■ What this task involves
Copy out every line exactly, passing over the pictures.

** BEGIN **

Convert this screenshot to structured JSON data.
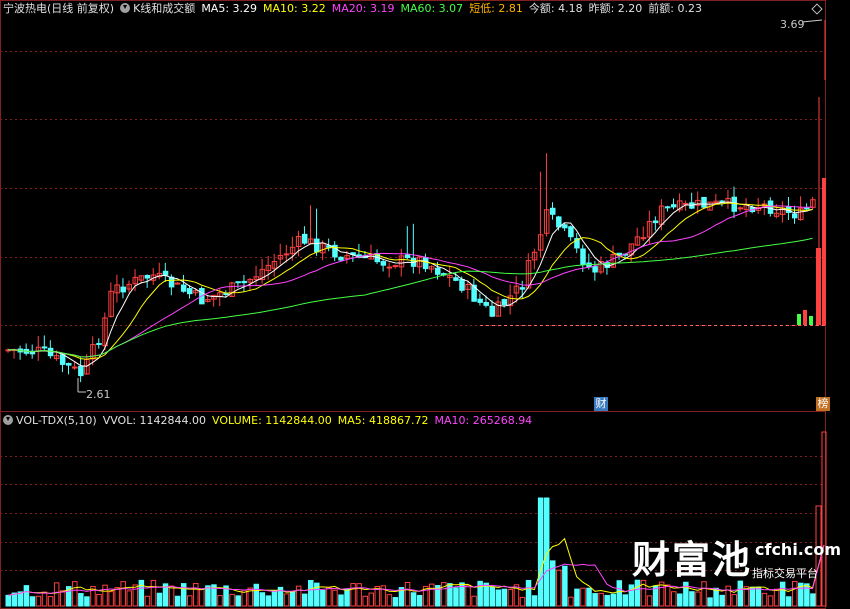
{
  "header": {
    "stock_name": "宁波热电",
    "period": "(日线 前复权)",
    "indicator": "K线和成交额",
    "ma5": "MA5: 3.29",
    "ma10": "MA10: 3.22",
    "ma20": "MA20: 3.19",
    "ma60": "MA60: 3.07",
    "short_low": "短低: 2.81",
    "today_amount": "今额: 4.18",
    "yesterday_amount": "昨额: 2.20",
    "prev_amount": "前额: 0.23"
  },
  "price_chart": {
    "high_label": "3.69",
    "low_label": "2.61",
    "badge_left": "财",
    "badge_right": "榜"
  },
  "volume_header": {
    "name": "VOL-TDX(5,10)",
    "vvol": "VVOL: 1142844.00",
    "volume": "VOLUME: 1142844.00",
    "ma5": "MA5: 418867.72",
    "ma10": "MA10: 265268.94"
  },
  "watermark": {
    "brand": "财富池",
    "url": "cfchi.com",
    "tagline": "指标交易平台"
  },
  "colors": {
    "up": "#ff4040",
    "down": "#54ffff",
    "ma5": "#ffffff",
    "ma10": "#ffff00",
    "ma20": "#ff44ff",
    "ma60": "#44ff44",
    "grid": "#802020"
  }
}
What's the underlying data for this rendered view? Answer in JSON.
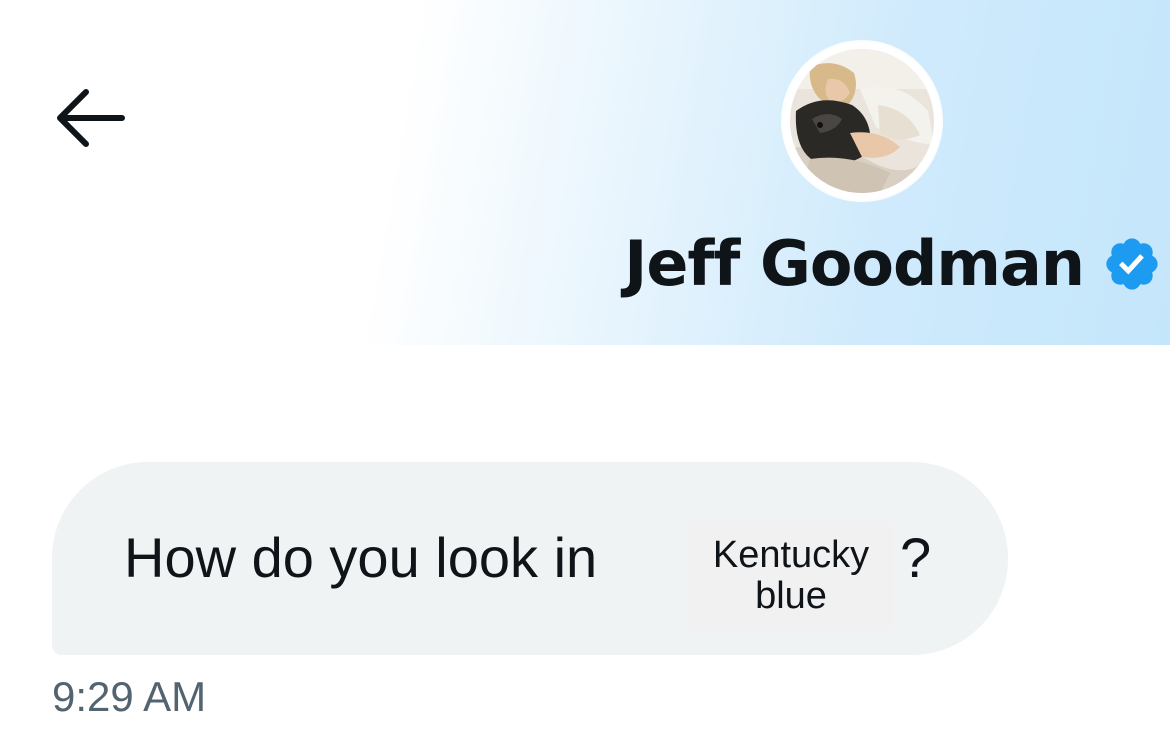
{
  "header": {
    "back_icon": "arrow-left-icon",
    "profile_name": "Jeff Goodman",
    "verified_icon": "verified-badge-icon",
    "verified_color": "#1d9bf0",
    "background_accent": "#c4e6fb"
  },
  "message": {
    "text_before": "How do you look in",
    "overlay_line_1": "Kentucky",
    "overlay_line_2": "blue",
    "text_after": "?",
    "timestamp": "9:29 AM",
    "bubble_color": "#eff3f4"
  }
}
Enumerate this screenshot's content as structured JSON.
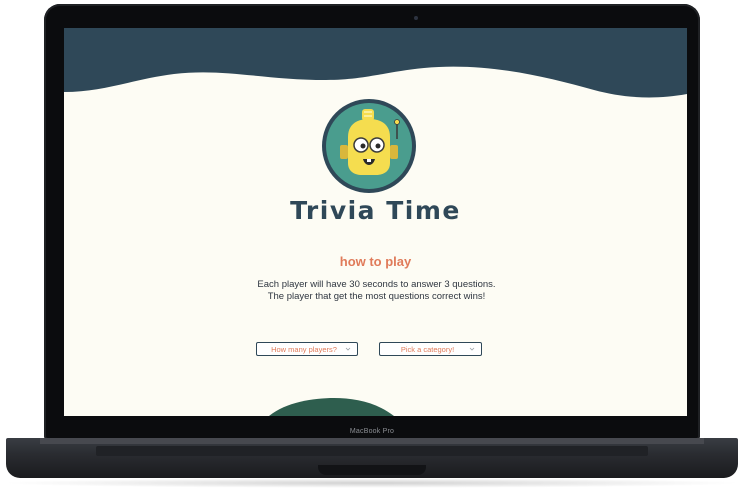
{
  "device": {
    "model_label": "MacBook Pro"
  },
  "app": {
    "title": "Trivia Time",
    "how_to_play_heading": "how to play",
    "instructions": "Each player will have 30 seconds to answer 3 questions. The player that get the most questions correct wins!",
    "players_select": {
      "selected": "How many players?"
    },
    "category_select": {
      "selected": "Pick a category!"
    }
  },
  "icons": {
    "mascot": "robot-mascot-icon",
    "dropdown": "chevron-down-icon"
  },
  "colors": {
    "navy": "#2f4858",
    "teal": "#4a9d8e",
    "cream": "#fdfcf4",
    "coral": "#e07b5a",
    "robot_yellow": "#f5dd4f",
    "dark_green": "#2e5e4e"
  }
}
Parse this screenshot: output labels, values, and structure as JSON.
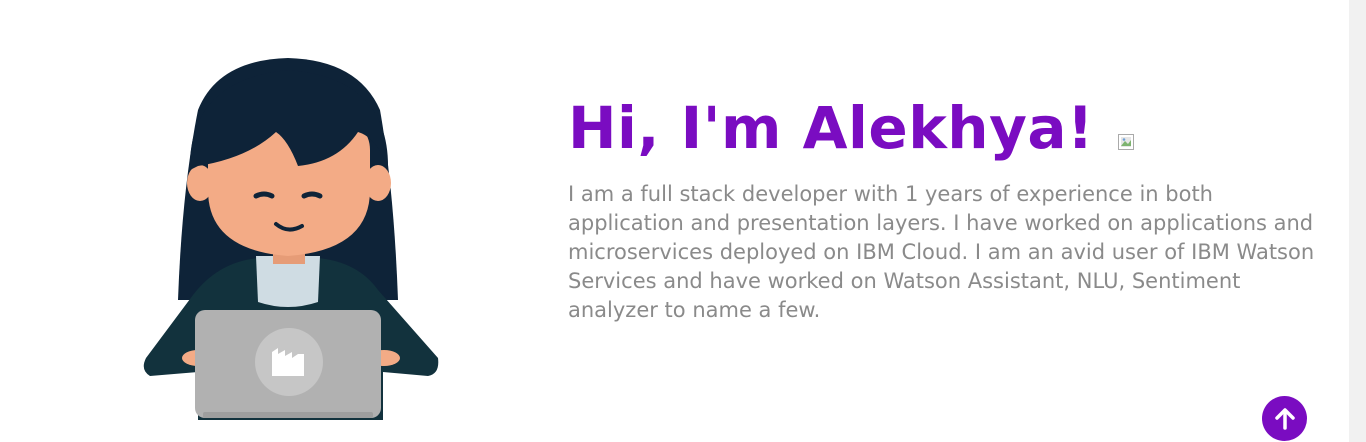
{
  "hero": {
    "greeting": "Hi, I'm Alekhya!",
    "bio": "I am a full stack developer with 1 years of experience in both application and presentation layers. I have worked on applications and microservices deployed on IBM Cloud. I am an avid user of IBM Watson Services and have worked on Watson Assistant, NLU, Sentiment analyzer to name a few.",
    "wave_image_icon": "broken-image-icon"
  },
  "illustration": {
    "subject": "developer-with-laptop",
    "colors": {
      "hair": "#0e2338",
      "skin": "#f3ab86",
      "jacket": "#12323d",
      "collar": "#cfdce3",
      "laptop": "#b1b1b1",
      "logo_circle": "#c6c6c6"
    }
  },
  "scroll_top": {
    "icon": "arrow-up-icon"
  },
  "colors": {
    "accent": "#7a0cc1",
    "body_text": "#8a8a8a",
    "background": "#ffffff"
  }
}
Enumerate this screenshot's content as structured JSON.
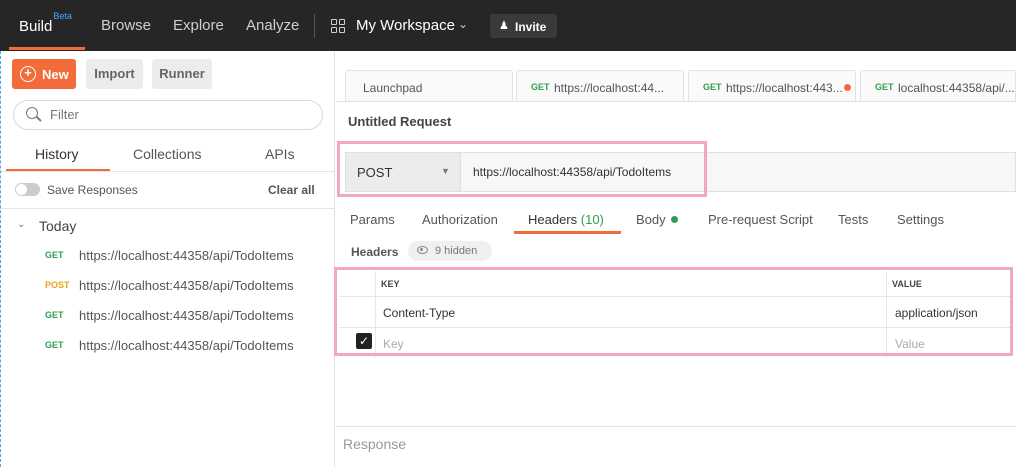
{
  "topbar": {
    "build": "Build",
    "beta": "Beta",
    "browse": "Browse",
    "explore": "Explore",
    "analyze": "Analyze",
    "workspace": "My Workspace",
    "invite": "Invite",
    "accent": "#f26b3a"
  },
  "sidebar": {
    "new_label": "New",
    "import_label": "Import",
    "runner_label": "Runner",
    "filter_placeholder": "Filter",
    "tabs": [
      "History",
      "Collections",
      "APIs"
    ],
    "save_responses": "Save Responses",
    "clear_all": "Clear all",
    "group_label": "Today",
    "history": [
      {
        "method": "GET",
        "url": "https://localhost:44358/api/TodoItems"
      },
      {
        "method": "POST",
        "url": "https://localhost:44358/api/TodoItems"
      },
      {
        "method": "GET",
        "url": "https://localhost:44358/api/TodoItems"
      },
      {
        "method": "GET",
        "url": "https://localhost:44358/api/TodoItems"
      }
    ]
  },
  "request_tabs": [
    {
      "label": "Launchpad"
    },
    {
      "method": "GET",
      "label": "https://localhost:44..."
    },
    {
      "method": "GET",
      "label": "https://localhost:443..."
    },
    {
      "method": "GET",
      "label": "localhost:44358/api/..."
    }
  ],
  "request": {
    "title": "Untitled Request",
    "method": "POST",
    "url": "https://localhost:44358/api/TodoItems"
  },
  "subtabs": {
    "params": "Params",
    "authorization": "Authorization",
    "headers": "Headers",
    "headers_count": "(10)",
    "body": "Body",
    "prerequest": "Pre-request Script",
    "tests": "Tests",
    "settings": "Settings"
  },
  "headers_section": {
    "label": "Headers",
    "hidden": "9 hidden",
    "col_key": "KEY",
    "col_value": "VALUE",
    "rows": [
      {
        "key": "Content-Type",
        "value": "application/json",
        "checked": true
      }
    ],
    "key_placeholder": "Key",
    "value_placeholder": "Value"
  },
  "response": {
    "label": "Response"
  }
}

** END **

■ Full answer
Convert this screenshot to structured JSON data.
{
  "header": {
    "stock_name": "宁波热电",
    "period": "(日线 前复权)",
    "indicator": "K线和成交额",
    "ma5": "MA5: 3.29",
    "ma10": "MA10: 3.22",
    "ma20": "MA20: 3.19",
    "ma60": "MA60: 3.07",
    "short_low": "短低: 2.81",
    "today_amount": "今额: 4.18",
    "yesterday_amount": "昨额: 2.20",
    "prev_amount": "前额: 0.23"
  },
  "price_chart": {
    "high_label": "3.69",
    "low_label": "2.61",
    "badge_left": "财",
    "badge_right": "榜"
  },
  "volume_header": {
    "name": "VOL-TDX(5,10)",
    "vvol": "VVOL: 1142844.00",
    "volume": "VOLUME: 1142844.00",
    "ma5": "MA5: 418867.72",
    "ma10": "MA10: 265268.94"
  },
  "watermark": {
    "brand": "财富池",
    "url": "cfchi.com",
    "tagline": "指标交易平台"
  },
  "colors": {
    "up": "#ff4040",
    "down": "#54ffff",
    "ma5": "#ffffff",
    "ma10": "#ffff00",
    "ma20": "#ff44ff",
    "ma60": "#44ff44",
    "grid": "#802020"
  }
}
What's the underlying data for this rendered view? Answer in JSON.
{
  "header": {
    "back_icon": "arrow-left-icon",
    "profile_name": "Jeff Goodman",
    "verified_icon": "verified-badge-icon",
    "verified_color": "#1d9bf0",
    "background_accent": "#c4e6fb"
  },
  "message": {
    "text_before": "How do you look in",
    "overlay_line_1": "Kentucky",
    "overlay_line_2": "blue",
    "text_after": "?",
    "timestamp": "9:29 AM",
    "bubble_color": "#eff3f4"
  }
}
Enumerate this screenshot's content as structured JSON.
{
  "device": {
    "model_label": "MacBook Pro"
  },
  "app": {
    "title": "Trivia Time",
    "how_to_play_heading": "how to play",
    "instructions": "Each player will have 30 seconds to answer 3 questions. The player that get the most questions correct wins!",
    "players_select": {
      "selected": "How many players?"
    },
    "category_select": {
      "selected": "Pick a category!"
    }
  },
  "icons": {
    "mascot": "robot-mascot-icon",
    "dropdown": "chevron-down-icon"
  },
  "colors": {
    "navy": "#2f4858",
    "teal": "#4a9d8e",
    "cream": "#fdfcf4",
    "coral": "#e07b5a",
    "robot_yellow": "#f5dd4f",
    "dark_green": "#2e5e4e"
  }
}
Parse this screenshot: output labels, values, and structure as JSON.
{
  "hero": {
    "greeting": "Hi, I'm Alekhya!",
    "bio": "I am a full stack developer with 1 years of experience in both application and presentation layers. I have worked on applications and microservices deployed on IBM Cloud. I am an avid user of IBM Watson Services and have worked on Watson Assistant, NLU, Sentiment analyzer to name a few.",
    "wave_image_icon": "broken-image-icon"
  },
  "illustration": {
    "subject": "developer-with-laptop",
    "colors": {
      "hair": "#0e2338",
      "skin": "#f3ab86",
      "jacket": "#12323d",
      "collar": "#cfdce3",
      "laptop": "#b1b1b1",
      "logo_circle": "#c6c6c6"
    }
  },
  "scroll_top": {
    "icon": "arrow-up-icon"
  },
  "colors": {
    "accent": "#7a0cc1",
    "body_text": "#8a8a8a",
    "background": "#ffffff"
  }
}
Enumerate this screenshot's content as structured JSON.
{
  "topbar": {
    "build": "Build",
    "beta": "Beta",
    "browse": "Browse",
    "explore": "Explore",
    "analyze": "Analyze",
    "workspace": "My Workspace",
    "invite": "Invite",
    "accent": "#f26b3a"
  },
  "sidebar": {
    "new_label": "New",
    "import_label": "Import",
    "runner_label": "Runner",
    "filter_placeholder": "Filter",
    "tabs": [
      "History",
      "Collections",
      "APIs"
    ],
    "save_responses": "Save Responses",
    "clear_all": "Clear all",
    "group_label": "Today",
    "history": [
      {
        "method": "GET",
        "url": "https://localhost:44358/api/TodoItems"
      },
      {
        "method": "POST",
        "url": "https://localhost:44358/api/TodoItems"
      },
      {
        "method": "GET",
        "url": "https://localhost:44358/api/TodoItems"
      },
      {
        "method": "GET",
        "url": "https://localhost:44358/api/TodoItems"
      }
    ]
  },
  "request_tabs": [
    {
      "label": "Launchpad"
    },
    {
      "method": "GET",
      "label": "https://localhost:44..."
    },
    {
      "method": "GET",
      "label": "https://localhost:443..."
    },
    {
      "method": "GET",
      "label": "localhost:44358/api/..."
    }
  ],
  "request": {
    "title": "Untitled Request",
    "method": "POST",
    "url": "https://localhost:44358/api/TodoItems"
  },
  "subtabs": {
    "params": "Params",
    "authorization": "Authorization",
    "headers": "Headers",
    "headers_count": "(10)",
    "body": "Body",
    "prerequest": "Pre-request Script",
    "tests": "Tests",
    "settings": "Settings"
  },
  "headers_section": {
    "label": "Headers",
    "hidden": "9 hidden",
    "col_key": "KEY",
    "col_value": "VALUE",
    "rows": [
      {
        "key": "Content-Type",
        "value": "application/json",
        "checked": true
      }
    ],
    "key_placeholder": "Key",
    "value_placeholder": "Value"
  },
  "response": {
    "label": "Response"
  }
}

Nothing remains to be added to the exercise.